The request >> Write out the material exactly. Do not include the pictures.

--- begin ---

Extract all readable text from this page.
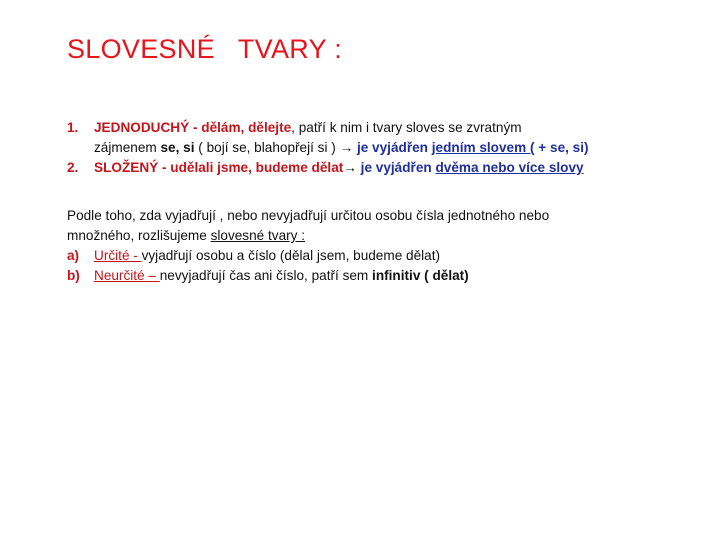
SLOVESNÉ   TVARY :
1. JEDNODUCHÝ - dělám, dělejte, patří k nim i tvary sloves se zvratným
zájmenem se, si ( bojí se, blahopřejí si ) → je vyjádřen jedním slovem ( + se, si)
2. SLOŽENÝ - udělali jsme, budeme dělat→ je vyjádřen dvěma nebo více slovy
Podle toho, zda vyjadřují , nebo nevyjadřují určitou osobu čísla jednotného nebo
množného, rozlišujeme slovesné tvary :
a) Určité - vyjadřují osobu a číslo (dělal jsem, budeme dělat)
b) Neurčité – nevyjadřují čas ani číslo, patří sem infinitiv ( dělat)
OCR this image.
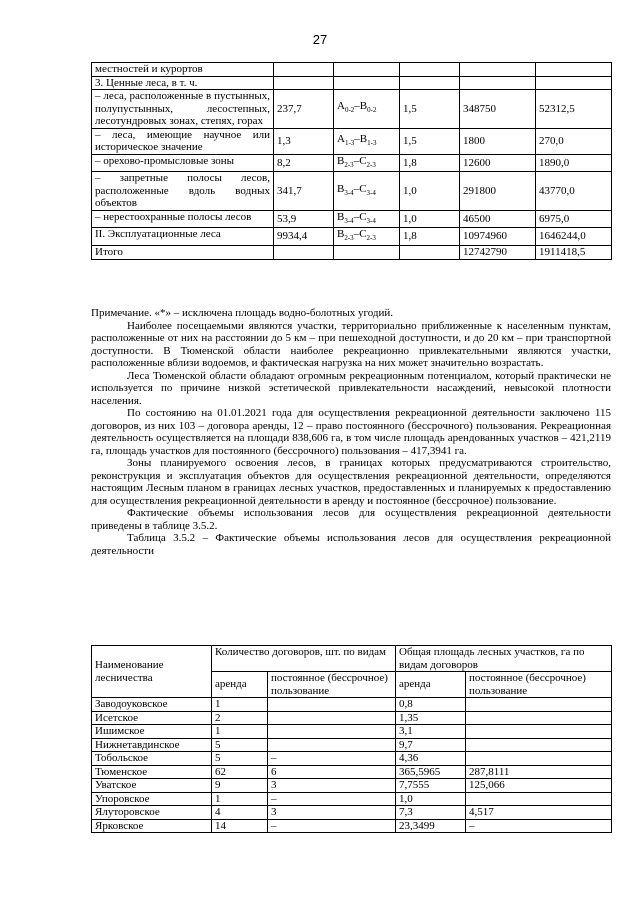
27
местностей и курортов					
3. Ценные леса, в т. ч.					
– леса, расположенные в пустынных, полупустынных, лесостепных, лесотундровых зонах, степях, горах	237,7	$А_{0-2}-В_{0-2}$	1,5	348750	52312,5
– леса, имеющие научное или историческое значение	1,3	$А_{1-3}-В_{1-3}$	1,5	1800	270,0
– орехово-промысловые зоны	8,2	$В_{2-3}-С_{2-3}$	1,8	12600	1890,0
– запретные полосы лесов, расположенные вдоль водных объектов	341,7	$В_{3-4}-С_{3-4}$	1,0	291800	43770,0
– нерестоохранные полосы лесов	53,9	$В_{3-4}-С_{3-4}$	1,0	46500	6975,0
II. Эксплуатационные леса	9934,4	$В_{2-3}-С_{2-3}$	1,8	10974960	1646244,0
Итого				12742790	1911418,5

Примечание. «*» – исключена площадь водно-болотных угодий.

Наиболее посещаемыми являются участки, территориально приближенные к населенным пунктам, расположенные от них на расстоянии до 5 км – при пешеходной доступности, и до 20 км – при транспортной доступности. В Тюменской области наиболее рекреационно привлекательными являются участки, расположенные вблизи водоемов, и фактическая нагрузка на них может значительно возрастать.

Леса Тюменской области обладают огромным рекреационным потенциалом, который практически не используется по причине низкой эстетической привлекательности насаждений, невысокой плотности населения.

По состоянию на 01.01.2021 года для осуществления рекреационной деятельности заключено 115 договоров, из них 103 – договора аренды, 12 – право постоянного (бессрочного) пользования. Рекреационная деятельность осуществляется на площади 838,606 га, в том числе площадь арендованных участков – 421,2119 га, площадь участков для постоянного (бессрочного) пользования – 417,3941 га.

Зоны планируемого освоения лесов, в границах которых предусматриваются строительство, реконструкция и эксплуатация объектов для осуществления рекреационной деятельности, определяются настоящим Лесным планом в границах лесных участков, предоставленных и планируемых к предоставлению для осуществления рекреационной деятельности в аренду и постоянное (бессрочное) пользование.

Фактические объемы использования лесов для осуществления рекреационной деятельности приведены в таблице 3.5.2.

Таблица 3.5.2 – Фактические объемы использования лесов для осуществления рекреационной деятельности

Наименование лесничества	Количество договоров, шт. по видам		Общая площадь лесных участков, га по видам договоров	
	аренда	постоянное (бессрочное) пользование	аренда	постоянное (бессрочное) пользование
Заводоуковское	1		0,8	
Исетское	2		1,35	
Ишимское	1		3,1	
Нижнетавдинское	5		9,7	
Тобольское	5	–	4,36	
Тюменское	62	6	365,5965	287,8111
Уватское	9	3	7,7555	125,066
Упоровское	1	–	1,0	
Ялуторовское	4	3	7,3	4,517
Ярковское	14	–	23,3499	–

--- end ---

Result for this exercise >>
Extract all readable text from this page.
SLOVESNÉ   TVARY :
1. JEDNODUCHÝ - dělám, dělejte, patří k nim i tvary sloves se zvratným
zájmenem se, si ( bojí se, blahopřejí si ) → je vyjádřen jedním slovem ( + se, si)
2. SLOŽENÝ - udělali jsme, budeme dělat→ je vyjádřen dvěma nebo více slovy
Podle toho, zda vyjadřují , nebo nevyjadřují určitou osobu čísla jednotného nebo
množného, rozlišujeme slovesné tvary :
a) Určité - vyjadřují osobu a číslo (dělal jsem, budeme dělat)
b) Neurčité – nevyjadřují čas ani číslo, patří sem infinitiv ( dělat)
OCR this image.
27
местностей и курортов					
3. Ценные леса, в т. ч.					
– леса, расположенные в пустынных, полупустынных, лесостепных, лесотундровых зонах, степях, горах	237,7	$А_{0-2}-В_{0-2}$	1,5	348750	52312,5
– леса, имеющие научное или историческое значение	1,3	$А_{1-3}-В_{1-3}$	1,5	1800	270,0
– орехово-промысловые зоны	8,2	$В_{2-3}-С_{2-3}$	1,8	12600	1890,0
– запретные полосы лесов, расположенные вдоль водных объектов	341,7	$В_{3-4}-С_{3-4}$	1,0	291800	43770,0
– нерестоохранные полосы лесов	53,9	$В_{3-4}-С_{3-4}$	1,0	46500	6975,0
II. Эксплуатационные леса	9934,4	$В_{2-3}-С_{2-3}$	1,8	10974960	1646244,0
Итого				12742790	1911418,5

Примечание. «*» – исключена площадь водно-болотных угодий.

Наиболее посещаемыми являются участки, территориально приближенные к населенным пунктам, расположенные от них на расстоянии до 5 км – при пешеходной доступности, и до 20 км – при транспортной доступности. В Тюменской области наиболее рекреационно привлекательными являются участки, расположенные вблизи водоемов, и фактическая нагрузка на них может значительно возрастать.

Леса Тюменской области обладают огромным рекреационным потенциалом, который практически не используется по причине низкой эстетической привлекательности насаждений, невысокой плотности населения.

По состоянию на 01.01.2021 года для осуществления рекреационной деятельности заключено 115 договоров, из них 103 – договора аренды, 12 – право постоянного (бессрочного) пользования. Рекреационная деятельность осуществляется на площади 838,606 га, в том числе площадь арендованных участков – 421,2119 га, площадь участков для постоянного (бессрочного) пользования – 417,3941 га.

Зоны планируемого освоения лесов, в границах которых предусматриваются строительство, реконструкция и эксплуатация объектов для осуществления рекреационной деятельности, определяются настоящим Лесным планом в границах лесных участков, предоставленных и планируемых к предоставлению для осуществления рекреационной деятельности в аренду и постоянное (бессрочное) пользование.

Фактические объемы использования лесов для осуществления рекреационной деятельности приведены в таблице 3.5.2.

Таблица 3.5.2 – Фактические объемы использования лесов для осуществления рекреационной деятельности

Наименование лесничества	Количество договоров, шт. по видам		Общая площадь лесных участков, га по видам договоров	
	аренда	постоянное (бессрочное) пользование	аренда	постоянное (бессрочное) пользование
Заводоуковское	1		0,8	
Исетское	2		1,35	
Ишимское	1		3,1	
Нижнетавдинское	5		9,7	
Тобольское	5	–	4,36	
Тюменское	62	6	365,5965	287,8111
Уватское	9	3	7,7555	125,066
Упоровское	1	–	1,0	
Ялуторовское	4	3	7,3	4,517
Ярковское	14	–	23,3499	–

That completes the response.